*Assigned task*
The data is to be set down once more, exactly as it reads.

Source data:
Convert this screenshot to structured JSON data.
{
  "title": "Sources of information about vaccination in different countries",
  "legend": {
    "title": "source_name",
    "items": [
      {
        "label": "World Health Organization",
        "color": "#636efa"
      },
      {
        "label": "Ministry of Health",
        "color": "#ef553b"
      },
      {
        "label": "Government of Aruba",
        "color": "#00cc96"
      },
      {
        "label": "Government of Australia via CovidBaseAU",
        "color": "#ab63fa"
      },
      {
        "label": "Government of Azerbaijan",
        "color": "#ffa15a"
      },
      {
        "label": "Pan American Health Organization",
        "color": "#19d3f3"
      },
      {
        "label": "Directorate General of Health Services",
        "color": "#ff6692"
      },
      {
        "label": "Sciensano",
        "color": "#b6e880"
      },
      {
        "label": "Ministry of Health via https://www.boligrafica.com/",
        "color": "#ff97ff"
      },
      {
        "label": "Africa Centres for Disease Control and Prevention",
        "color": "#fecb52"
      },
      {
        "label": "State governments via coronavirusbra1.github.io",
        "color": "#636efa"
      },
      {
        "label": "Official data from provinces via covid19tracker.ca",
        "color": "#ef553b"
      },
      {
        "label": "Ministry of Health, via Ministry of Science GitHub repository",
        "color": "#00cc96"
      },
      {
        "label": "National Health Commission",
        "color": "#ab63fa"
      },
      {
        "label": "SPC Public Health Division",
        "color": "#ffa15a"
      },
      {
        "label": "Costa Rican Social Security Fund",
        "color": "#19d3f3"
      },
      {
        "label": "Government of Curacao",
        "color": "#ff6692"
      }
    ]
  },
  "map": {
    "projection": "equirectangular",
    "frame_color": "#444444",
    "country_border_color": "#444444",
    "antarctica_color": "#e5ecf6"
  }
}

*Solution*
Convert this screenshot to structured JSON data.
{
  "title": "Sources of information about vaccination in different countries",
  "legend": {
    "title": "source_name",
    "items": [
      {
        "label": "World Health Organization",
        "color": "#636efa"
      },
      {
        "label": "Ministry of Health",
        "color": "#ef553b"
      },
      {
        "label": "Government of Aruba",
        "color": "#00cc96"
      },
      {
        "label": "Government of Australia via CovidBaseAU",
        "color": "#ab63fa"
      },
      {
        "label": "Government of Azerbaijan",
        "color": "#ffa15a"
      },
      {
        "label": "Pan American Health Organization",
        "color": "#19d3f3"
      },
      {
        "label": "Directorate General of Health Services",
        "color": "#ff6692"
      },
      {
        "label": "Sciensano",
        "color": "#b6e880"
      },
      {
        "label": "Ministry of Health via https://www.boligrafica.com/",
        "color": "#ff97ff"
      },
      {
        "label": "Africa Centres for Disease Control and Prevention",
        "color": "#fecb52"
      },
      {
        "label": "State governments via coronavirusbra1.github.io",
        "color": "#636efa"
      },
      {
        "label": "Official data from provinces via covid19tracker.ca",
        "color": "#ef553b"
      },
      {
        "label": "Ministry of Health, via Ministry of Science GitHub repository",
        "color": "#00cc96"
      },
      {
        "label": "National Health Commission",
        "color": "#ab63fa"
      },
      {
        "label": "SPC Public Health Division",
        "color": "#ffa15a"
      },
      {
        "label": "Costa Rican Social Security Fund",
        "color": "#19d3f3"
      },
      {
        "label": "Government of Curacao",
        "color": "#ff6692"
      }
    ]
  },
  "map": {
    "projection": "equirectangular",
    "frame_color": "#444444",
    "country_border_color": "#444444",
    "antarctica_color": "#e5ecf6"
  }
}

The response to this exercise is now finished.